Can you repeat, character for character, the lines starting at the one containing "p-value-annotation: p=0.03 (1529, 334, 1567, 348)" and ending at the one containing "y-tick-label: 0,3 (1071, 198, 1086, 210)", with both of those lines included?

= Provided records =
* * * * * * *

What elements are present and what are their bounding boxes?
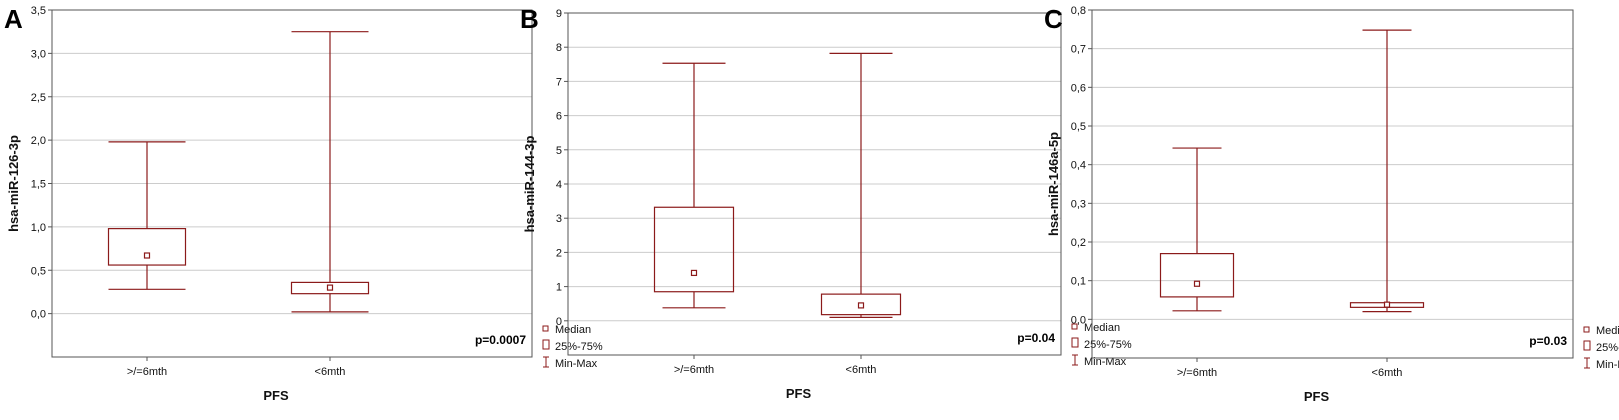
p-value-annotation: p=0.03 (1529, 334, 1567, 348)
plot-frame (51, 9, 533, 358)
median-marker (1193, 280, 1201, 287)
legend-median-symbol (542, 325, 549, 332)
y-tick-label: 0,2 (1071, 237, 1086, 249)
legend-minmax-label: Min-Max (555, 358, 598, 370)
y-axis-label: hsa-miR-144-3p (522, 136, 537, 233)
y-tick-label: 1,5 (31, 179, 46, 191)
y-tick-label: 0,8 (1071, 5, 1086, 17)
median-marker (143, 252, 151, 259)
panel-label: B (520, 4, 539, 34)
iqr-box (820, 293, 902, 316)
y-tick-label: 0,5 (31, 265, 46, 277)
x-tick-label: <6mth (846, 364, 877, 376)
legend-box-symbol (1583, 340, 1591, 351)
legend-box-symbol (1071, 337, 1079, 348)
iqr-box (653, 206, 735, 293)
legend-minmax-label: Min-Max (1084, 356, 1127, 368)
y-axis-label: hsa-miR-126-3p (6, 135, 21, 232)
iqr-box (1159, 253, 1235, 298)
iqr-box (290, 281, 370, 295)
legend-median-symbol (1583, 326, 1590, 333)
chart-panel-b: B 9 8 7 6 5 4 3 2 1 0 hsa-miR-144-3p >/=6mth <6mth PFS… (520, 4, 1132, 401)
y-tick-label: 3 (556, 213, 562, 225)
x-tick-label: >/=6mth (1177, 367, 1217, 379)
y-tick-label: 8 (556, 42, 562, 54)
plot-frame (567, 12, 1062, 356)
legend: Median 25%-75% Min-Max (1583, 325, 1619, 371)
median-marker (857, 302, 865, 309)
median-marker (326, 284, 334, 291)
y-tick-label: 0,5 (1071, 121, 1086, 133)
y-tick-label: 1,0 (31, 222, 46, 234)
y-tick-label: 2 (556, 247, 562, 259)
legend-median-label: Median (1596, 325, 1619, 337)
y-tick-label: 0,0 (1071, 314, 1086, 326)
y-tick-label: 5 (556, 145, 562, 157)
y-tick-label: 7 (556, 76, 562, 88)
median-marker (690, 269, 698, 277)
box-ge-6mth (653, 62, 735, 309)
legend: Median 25%-75% Min-Max (542, 324, 603, 370)
x-axis-label: PFS (786, 386, 812, 401)
y-tick-label: 0,3 (1071, 198, 1086, 210)
x-tick-label: <6mth (1372, 367, 1403, 379)
y-tick-label: 6 (556, 111, 562, 123)
legend-box-label: 25%-75% (555, 341, 603, 353)
x-axis-label: PFS (1304, 389, 1330, 404)
x-axis-label: PFS (263, 388, 289, 403)
x-tick-label: <6mth (315, 366, 346, 378)
box-ge-6mth (107, 141, 187, 290)
x-tick-label: >/=6mth (674, 364, 714, 376)
median-marker (1383, 301, 1391, 308)
box-lt-6mth (290, 31, 370, 313)
y-tick-label: 9 (556, 8, 562, 20)
y-tick-label: 0 (556, 316, 562, 328)
y-tick-label: 2,5 (31, 92, 46, 104)
y-axis-label: hsa-miR-146a-5p (1046, 132, 1061, 236)
legend-median-symbol (1071, 323, 1078, 330)
box-lt-6mth (820, 52, 902, 318)
legend-box-label: 25%-75% (1596, 342, 1619, 354)
y-tick-label: 0,4 (1071, 160, 1086, 172)
legend: Median 25%-75% Min-Max (1071, 322, 1132, 368)
x-tick-label: >/=6mth (127, 366, 167, 378)
y-tick-label: 2,0 (31, 135, 46, 147)
y-tick-label: 0,0 (31, 309, 46, 321)
y-tick-label: 3,5 (31, 5, 46, 17)
box-lt-6mth (1349, 29, 1425, 313)
panel-label: C (1044, 4, 1063, 34)
chart-panel-a: A 3,5 3,0 2,5 2,0 1,5 1,0 0,5 0,0 hsa-miR-126-3p >… (4, 4, 603, 403)
legend-box-label: 25%-75% (1084, 339, 1132, 351)
y-tick-label: 0,6 (1071, 82, 1086, 94)
legend-minmax-label: Min-Max (1596, 359, 1619, 371)
legend-box-symbol (542, 339, 550, 350)
p-value-annotation: p=0.0007 (475, 333, 526, 347)
y-tick-label: 3,0 (31, 48, 46, 60)
y-tick-label: 0,1 (1071, 276, 1086, 288)
panel-label: A (4, 4, 23, 34)
plot-frame (1091, 9, 1574, 359)
p-value-annotation: p=0.04 (1017, 331, 1055, 345)
iqr-box (107, 228, 187, 266)
y-tick-label: 0,7 (1071, 44, 1086, 56)
y-tick-label: 4 (556, 179, 562, 191)
legend-median-label: Median (1084, 322, 1120, 334)
y-tick-label: 1 (556, 282, 562, 294)
chart-panel-c: C 0,8 0,7 0,6 0,5 0,4 0,3 0,2 0,1 0,0 hsa-miR-146a… (1044, 4, 1619, 404)
box-ge-6mth (1159, 147, 1235, 312)
legend-median-label: Median (555, 324, 591, 336)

* * * * * * *

= Result below =
p-value-annotation: p=0.03 (1529, 334, 1567, 348)
plot-frame (51, 9, 533, 358)
median-marker (1193, 280, 1201, 287)
legend-median-symbol (542, 325, 549, 332)
y-tick-label: 0,2 (1071, 237, 1086, 249)
legend-minmax-label: Min-Max (555, 358, 598, 370)
y-axis-label: hsa-miR-144-3p (522, 136, 537, 233)
y-tick-label: 1,5 (31, 179, 46, 191)
y-tick-label: 0,8 (1071, 5, 1086, 17)
median-marker (143, 252, 151, 259)
panel-label: B (520, 4, 539, 34)
iqr-box (820, 293, 902, 316)
y-tick-label: 0,5 (31, 265, 46, 277)
x-tick-label: <6mth (846, 364, 877, 376)
legend-box-symbol (1583, 340, 1591, 351)
legend-box-symbol (1071, 337, 1079, 348)
iqr-box (653, 206, 735, 293)
legend-minmax-label: Min-Max (1084, 356, 1127, 368)
y-axis-label: hsa-miR-126-3p (6, 135, 21, 232)
iqr-box (1159, 253, 1235, 298)
iqr-box (290, 281, 370, 295)
legend-median-symbol (1583, 326, 1590, 333)
chart-panel-b: B 9 8 7 6 5 4 3 2 1 0 hsa-miR-144-3p >/=6mth <6mth PFS… (520, 4, 1132, 401)
y-tick-label: 3 (556, 213, 562, 225)
x-tick-label: >/=6mth (1177, 367, 1217, 379)
y-tick-label: 8 (556, 42, 562, 54)
plot-frame (567, 12, 1062, 356)
legend: Median 25%-75% Min-Max (1583, 325, 1619, 371)
median-marker (857, 302, 865, 309)
median-marker (326, 284, 334, 291)
y-tick-label: 0,5 (1071, 121, 1086, 133)
y-tick-label: 1,0 (31, 222, 46, 234)
y-tick-label: 2 (556, 247, 562, 259)
legend-median-label: Median (1596, 325, 1619, 337)
y-tick-label: 0,0 (1071, 314, 1086, 326)
y-tick-label: 5 (556, 145, 562, 157)
y-tick-label: 7 (556, 76, 562, 88)
median-marker (690, 269, 698, 277)
box-ge-6mth (653, 62, 735, 309)
legend: Median 25%-75% Min-Max (542, 324, 603, 370)
x-axis-label: PFS (786, 386, 812, 401)
y-tick-label: 0,3 (1071, 198, 1086, 210)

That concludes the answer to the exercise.